* begin *

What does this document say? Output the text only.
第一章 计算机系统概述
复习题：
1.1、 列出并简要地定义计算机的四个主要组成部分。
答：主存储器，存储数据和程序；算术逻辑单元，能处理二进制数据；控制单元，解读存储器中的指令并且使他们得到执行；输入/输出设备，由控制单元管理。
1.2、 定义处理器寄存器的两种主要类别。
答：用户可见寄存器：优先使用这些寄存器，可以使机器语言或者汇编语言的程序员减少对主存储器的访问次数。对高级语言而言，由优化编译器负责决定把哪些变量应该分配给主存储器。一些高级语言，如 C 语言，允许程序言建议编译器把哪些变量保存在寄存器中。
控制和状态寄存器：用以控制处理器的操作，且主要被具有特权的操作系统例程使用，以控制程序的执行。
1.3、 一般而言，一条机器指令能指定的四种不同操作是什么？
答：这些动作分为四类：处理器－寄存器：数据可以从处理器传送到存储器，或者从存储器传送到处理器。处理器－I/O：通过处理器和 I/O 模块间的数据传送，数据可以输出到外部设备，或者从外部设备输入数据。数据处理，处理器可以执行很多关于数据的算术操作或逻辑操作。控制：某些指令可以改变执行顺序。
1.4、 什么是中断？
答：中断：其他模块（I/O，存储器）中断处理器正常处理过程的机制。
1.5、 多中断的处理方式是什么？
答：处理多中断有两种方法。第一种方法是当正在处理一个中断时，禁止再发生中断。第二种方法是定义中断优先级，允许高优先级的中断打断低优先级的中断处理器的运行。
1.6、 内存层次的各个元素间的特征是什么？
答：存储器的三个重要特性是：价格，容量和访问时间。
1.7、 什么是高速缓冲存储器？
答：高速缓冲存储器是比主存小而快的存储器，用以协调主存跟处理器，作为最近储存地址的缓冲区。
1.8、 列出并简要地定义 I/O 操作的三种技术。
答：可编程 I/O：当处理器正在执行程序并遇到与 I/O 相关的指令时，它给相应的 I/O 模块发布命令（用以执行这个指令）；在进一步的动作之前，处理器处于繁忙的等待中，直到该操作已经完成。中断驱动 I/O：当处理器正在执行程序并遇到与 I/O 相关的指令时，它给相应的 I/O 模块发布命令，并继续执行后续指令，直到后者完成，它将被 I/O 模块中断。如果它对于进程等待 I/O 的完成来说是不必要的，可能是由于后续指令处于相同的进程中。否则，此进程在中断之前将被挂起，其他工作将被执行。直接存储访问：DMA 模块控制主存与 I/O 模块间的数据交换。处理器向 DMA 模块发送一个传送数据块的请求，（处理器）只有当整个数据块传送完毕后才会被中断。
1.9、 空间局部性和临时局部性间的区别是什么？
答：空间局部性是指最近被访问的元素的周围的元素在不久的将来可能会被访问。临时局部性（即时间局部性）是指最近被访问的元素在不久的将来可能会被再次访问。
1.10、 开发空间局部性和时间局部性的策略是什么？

* end *

● **Task**:
Copy out the full material exactly as it appears.

● **Answer to this exercise**:
What does this document say? Output the text only.
第一章 计算机系统概述
复习题：
1.1、 列出并简要地定义计算机的四个主要组成部分。
答：主存储器，存储数据和程序；算术逻辑单元，能处理二进制数据；控制单元，解读存储器中的指令并且使他们得到执行；输入/输出设备，由控制单元管理。
1.2、 定义处理器寄存器的两种主要类别。
答：用户可见寄存器：优先使用这些寄存器，可以使机器语言或者汇编语言的程序员减少对主存储器的访问次数。对高级语言而言，由优化编译器负责决定把哪些变量应该分配给主存储器。一些高级语言，如 C 语言，允许程序言建议编译器把哪些变量保存在寄存器中。
控制和状态寄存器：用以控制处理器的操作，且主要被具有特权的操作系统例程使用，以控制程序的执行。
1.3、 一般而言，一条机器指令能指定的四种不同操作是什么？
答：这些动作分为四类：处理器－寄存器：数据可以从处理器传送到存储器，或者从存储器传送到处理器。处理器－I/O：通过处理器和 I/O 模块间的数据传送，数据可以输出到外部设备，或者从外部设备输入数据。数据处理，处理器可以执行很多关于数据的算术操作或逻辑操作。控制：某些指令可以改变执行顺序。
1.4、 什么是中断？
答：中断：其他模块（I/O，存储器）中断处理器正常处理过程的机制。
1.5、 多中断的处理方式是什么？
答：处理多中断有两种方法。第一种方法是当正在处理一个中断时，禁止再发生中断。第二种方法是定义中断优先级，允许高优先级的中断打断低优先级的中断处理器的运行。
1.6、 内存层次的各个元素间的特征是什么？
答：存储器的三个重要特性是：价格，容量和访问时间。
1.7、 什么是高速缓冲存储器？
答：高速缓冲存储器是比主存小而快的存储器，用以协调主存跟处理器，作为最近储存地址的缓冲区。
1.8、 列出并简要地定义 I/O 操作的三种技术。
答：可编程 I/O：当处理器正在执行程序并遇到与 I/O 相关的指令时，它给相应的 I/O 模块发布命令（用以执行这个指令）；在进一步的动作之前，处理器处于繁忙的等待中，直到该操作已经完成。中断驱动 I/O：当处理器正在执行程序并遇到与 I/O 相关的指令时，它给相应的 I/O 模块发布命令，并继续执行后续指令，直到后者完成，它将被 I/O 模块中断。如果它对于进程等待 I/O 的完成来说是不必要的，可能是由于后续指令处于相同的进程中。否则，此进程在中断之前将被挂起，其他工作将被执行。直接存储访问：DMA 模块控制主存与 I/O 模块间的数据交换。处理器向 DMA 模块发送一个传送数据块的请求，（处理器）只有当整个数据块传送完毕后才会被中断。
1.9、 空间局部性和临时局部性间的区别是什么？
答：空间局部性是指最近被访问的元素的周围的元素在不久的将来可能会被访问。临时局部性（即时间局部性）是指最近被访问的元素在不久的将来可能会被再次访问。
1.10、 开发空间局部性和时间局部性的策略是什么？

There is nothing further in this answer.